Segment Open

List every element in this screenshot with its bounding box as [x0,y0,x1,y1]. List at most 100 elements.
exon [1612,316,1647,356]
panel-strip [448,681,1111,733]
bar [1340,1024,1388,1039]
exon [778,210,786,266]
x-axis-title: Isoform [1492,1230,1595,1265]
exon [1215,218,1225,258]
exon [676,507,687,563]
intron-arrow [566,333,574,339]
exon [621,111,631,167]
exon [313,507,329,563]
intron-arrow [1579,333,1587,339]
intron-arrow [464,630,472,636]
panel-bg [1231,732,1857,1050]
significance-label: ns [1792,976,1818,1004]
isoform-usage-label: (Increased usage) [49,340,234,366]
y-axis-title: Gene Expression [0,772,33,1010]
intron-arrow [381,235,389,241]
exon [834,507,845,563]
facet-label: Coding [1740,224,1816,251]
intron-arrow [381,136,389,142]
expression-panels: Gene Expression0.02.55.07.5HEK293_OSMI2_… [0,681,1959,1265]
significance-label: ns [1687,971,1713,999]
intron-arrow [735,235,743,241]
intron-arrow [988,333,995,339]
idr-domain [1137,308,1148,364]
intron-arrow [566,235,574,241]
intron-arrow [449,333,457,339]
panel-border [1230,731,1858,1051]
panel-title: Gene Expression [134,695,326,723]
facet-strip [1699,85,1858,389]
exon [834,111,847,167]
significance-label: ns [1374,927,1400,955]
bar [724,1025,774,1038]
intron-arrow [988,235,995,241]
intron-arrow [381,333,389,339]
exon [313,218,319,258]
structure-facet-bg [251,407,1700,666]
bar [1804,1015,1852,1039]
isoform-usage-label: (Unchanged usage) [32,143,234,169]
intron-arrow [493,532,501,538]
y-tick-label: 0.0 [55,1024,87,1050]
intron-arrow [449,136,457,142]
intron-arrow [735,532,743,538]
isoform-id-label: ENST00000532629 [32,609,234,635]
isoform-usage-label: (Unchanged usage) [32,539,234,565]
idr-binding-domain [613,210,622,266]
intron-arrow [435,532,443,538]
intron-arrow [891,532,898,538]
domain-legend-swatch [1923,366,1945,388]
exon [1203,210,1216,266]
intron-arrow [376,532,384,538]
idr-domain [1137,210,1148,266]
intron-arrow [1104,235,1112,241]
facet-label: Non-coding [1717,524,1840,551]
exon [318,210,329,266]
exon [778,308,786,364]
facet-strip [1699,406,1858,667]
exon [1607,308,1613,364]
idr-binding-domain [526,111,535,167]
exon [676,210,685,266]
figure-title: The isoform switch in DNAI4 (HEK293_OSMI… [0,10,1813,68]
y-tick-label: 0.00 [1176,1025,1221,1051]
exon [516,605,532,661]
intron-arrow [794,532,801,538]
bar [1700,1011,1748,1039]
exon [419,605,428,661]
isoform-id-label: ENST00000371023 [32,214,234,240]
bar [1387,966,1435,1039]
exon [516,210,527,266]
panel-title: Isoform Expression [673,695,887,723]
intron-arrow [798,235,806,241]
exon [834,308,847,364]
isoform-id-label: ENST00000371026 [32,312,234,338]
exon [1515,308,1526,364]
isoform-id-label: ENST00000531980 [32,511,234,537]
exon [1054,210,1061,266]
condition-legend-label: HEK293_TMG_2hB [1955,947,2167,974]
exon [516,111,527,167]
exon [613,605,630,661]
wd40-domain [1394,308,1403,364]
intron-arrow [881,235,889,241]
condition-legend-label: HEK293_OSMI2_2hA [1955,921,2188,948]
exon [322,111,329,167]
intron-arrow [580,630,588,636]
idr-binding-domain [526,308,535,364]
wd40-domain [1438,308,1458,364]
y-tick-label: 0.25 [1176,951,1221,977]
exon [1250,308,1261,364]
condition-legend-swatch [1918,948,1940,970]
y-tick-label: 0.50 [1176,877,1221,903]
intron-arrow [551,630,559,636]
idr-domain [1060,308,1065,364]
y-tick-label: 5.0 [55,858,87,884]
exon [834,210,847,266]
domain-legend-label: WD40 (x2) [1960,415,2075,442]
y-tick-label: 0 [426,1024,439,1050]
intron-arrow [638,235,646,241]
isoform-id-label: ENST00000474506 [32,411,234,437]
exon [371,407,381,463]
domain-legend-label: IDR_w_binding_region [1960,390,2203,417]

Segment Closed

Requirement: Exactly as shown above, return every record.

Result for this task:
List every element in this screenshot with its bounding box as [x0,y0,x1,y1]. List at most 100 elements.
exon [1612,316,1647,356]
panel-strip [448,681,1111,733]
bar [1340,1024,1388,1039]
exon [778,210,786,266]
x-axis-title: Isoform [1492,1230,1595,1265]
exon [1215,218,1225,258]
exon [676,507,687,563]
intron-arrow [566,333,574,339]
exon [621,111,631,167]
exon [313,507,329,563]
intron-arrow [1579,333,1587,339]
intron-arrow [464,630,472,636]
panel-bg [1231,732,1857,1050]
significance-label: ns [1792,976,1818,1004]
isoform-usage-label: (Increased usage) [49,340,234,366]
y-axis-title: Gene Expression [0,772,33,1010]
intron-arrow [381,235,389,241]
exon [834,507,845,563]
facet-label: Coding [1740,224,1816,251]
intron-arrow [381,136,389,142]
expression-panels: Gene Expression0.02.55.07.5HEK293_OSMI2_… [0,681,1959,1265]
significance-label: ns [1687,971,1713,999]
intron-arrow [735,235,743,241]
intron-arrow [988,333,995,339]
idr-domain [1137,308,1148,364]
intron-arrow [566,235,574,241]
intron-arrow [449,333,457,339]
panel-border [1230,731,1858,1051]
panel-title: Gene Expression [134,695,326,723]
facet-strip [1699,85,1858,389]
exon [834,111,847,167]
significance-label: ns [1374,927,1400,955]
bar [724,1025,774,1038]
intron-arrow [988,235,995,241]
intron-arrow [381,333,389,339]
exon [313,218,319,258]
structure-facet-bg [251,407,1700,666]
bar [1804,1015,1852,1039]
isoform-usage-label: (Unchanged usage) [32,143,234,169]
intron-arrow [493,532,501,538]
y-tick-label: 0.0 [55,1024,87,1050]
intron-arrow [449,136,457,142]
intron-arrow [735,532,743,538]
isoform-id-label: ENST00000532629 [32,609,234,635]
isoform-usage-label: (Unchanged usage) [32,539,234,565]
idr-binding-domain [613,210,622,266]
intron-arrow [435,532,443,538]
intron-arrow [891,532,898,538]
domain-legend-swatch [1923,366,1945,388]
exon [1203,210,1216,266]
intron-arrow [376,532,384,538]
idr-domain [1137,210,1148,266]
intron-arrow [1104,235,1112,241]
facet-label: Non-coding [1717,524,1840,551]
exon [318,210,329,266]
exon [778,308,786,364]
facet-strip [1699,406,1858,667]
exon [1607,308,1613,364]
idr-binding-domain [526,111,535,167]
exon [676,210,685,266]
figure-title: The isoform switch in DNAI4 (HEK293_OSMI… [0,10,1813,68]
y-tick-label: 0.00 [1176,1025,1221,1051]
exon [516,605,532,661]
intron-arrow [794,532,801,538]
bar [1700,1011,1748,1039]
exon [419,605,428,661]
isoform-id-label: ENST00000371023 [32,214,234,240]
bar [1387,966,1435,1039]
exon [516,210,527,266]
panel-title: Isoform Expression [673,695,887,723]
intron-arrow [798,235,806,241]
exon [834,308,847,364]
isoform-id-label: ENST00000371026 [32,312,234,338]
exon [1515,308,1526,364]
isoform-id-label: ENST00000531980 [32,511,234,537]
exon [1054,210,1061,266]
condition-legend-label: HEK293_TMG_2hB [1955,947,2167,974]
exon [516,111,527,167]
exon [613,605,630,661]
wd40-domain [1394,308,1403,364]
intron-arrow [881,235,889,241]
condition-legend-label: HEK293_OSMI2_2hA [1955,921,2188,948]
exon [322,111,329,167]
intron-arrow [580,630,588,636]
idr-binding-domain [526,308,535,364]
wd40-domain [1438,308,1458,364]
y-tick-label: 0.25 [1176,951,1221,977]
exon [1250,308,1261,364]
condition-legend-swatch [1918,948,1940,970]
y-tick-label: 0.50 [1176,877,1221,903]
intron-arrow [551,630,559,636]
idr-domain [1060,308,1065,364]
y-tick-label: 5.0 [55,858,87,884]
exon [834,210,847,266]
domain-legend-label: WD40 (x2) [1960,415,2075,442]
y-tick-label: 0 [426,1024,439,1050]
intron-arrow [638,235,646,241]
isoform-id-label: ENST00000474506 [32,411,234,437]
exon [371,407,381,463]
domain-legend-label: IDR_w_binding_region [1960,390,2203,417]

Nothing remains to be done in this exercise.